--- START ---

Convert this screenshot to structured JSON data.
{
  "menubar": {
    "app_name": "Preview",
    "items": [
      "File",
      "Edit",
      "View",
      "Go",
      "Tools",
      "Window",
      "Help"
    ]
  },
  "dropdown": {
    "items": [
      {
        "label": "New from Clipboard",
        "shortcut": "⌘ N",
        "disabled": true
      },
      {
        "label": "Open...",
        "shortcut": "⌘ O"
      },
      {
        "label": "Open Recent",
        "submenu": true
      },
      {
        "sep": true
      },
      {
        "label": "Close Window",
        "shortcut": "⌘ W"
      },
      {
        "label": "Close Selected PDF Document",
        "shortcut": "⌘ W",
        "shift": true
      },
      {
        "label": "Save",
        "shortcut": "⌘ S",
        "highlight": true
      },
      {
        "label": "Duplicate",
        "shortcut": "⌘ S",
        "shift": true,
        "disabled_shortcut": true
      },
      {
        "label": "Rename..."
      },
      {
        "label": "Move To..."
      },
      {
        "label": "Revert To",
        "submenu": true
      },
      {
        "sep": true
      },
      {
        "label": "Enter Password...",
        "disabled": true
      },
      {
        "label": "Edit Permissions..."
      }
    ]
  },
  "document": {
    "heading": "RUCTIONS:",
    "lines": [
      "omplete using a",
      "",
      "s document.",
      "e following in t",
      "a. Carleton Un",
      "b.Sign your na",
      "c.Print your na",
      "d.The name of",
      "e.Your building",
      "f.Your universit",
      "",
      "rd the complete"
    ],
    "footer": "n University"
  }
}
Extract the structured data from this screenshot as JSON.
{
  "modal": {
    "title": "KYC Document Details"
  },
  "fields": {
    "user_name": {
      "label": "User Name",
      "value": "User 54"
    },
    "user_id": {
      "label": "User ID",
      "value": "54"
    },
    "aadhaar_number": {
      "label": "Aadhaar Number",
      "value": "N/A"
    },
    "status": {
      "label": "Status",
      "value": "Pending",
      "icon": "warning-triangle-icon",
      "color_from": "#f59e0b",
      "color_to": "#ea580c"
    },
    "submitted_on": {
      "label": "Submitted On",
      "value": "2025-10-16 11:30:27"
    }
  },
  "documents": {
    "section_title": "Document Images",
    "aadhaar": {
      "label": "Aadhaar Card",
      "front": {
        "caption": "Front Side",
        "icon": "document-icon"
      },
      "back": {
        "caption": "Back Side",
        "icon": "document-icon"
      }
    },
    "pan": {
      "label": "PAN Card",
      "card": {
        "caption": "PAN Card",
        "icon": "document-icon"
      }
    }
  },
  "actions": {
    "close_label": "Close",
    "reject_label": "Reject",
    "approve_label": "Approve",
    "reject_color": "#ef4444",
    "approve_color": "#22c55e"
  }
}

--- END ---

Description of the task —
Your task is to collect every line above that contains the word "screenshot".

Written answer —
Convert this screenshot to structured JSON data.
Extract the structured data from this screenshot as JSON.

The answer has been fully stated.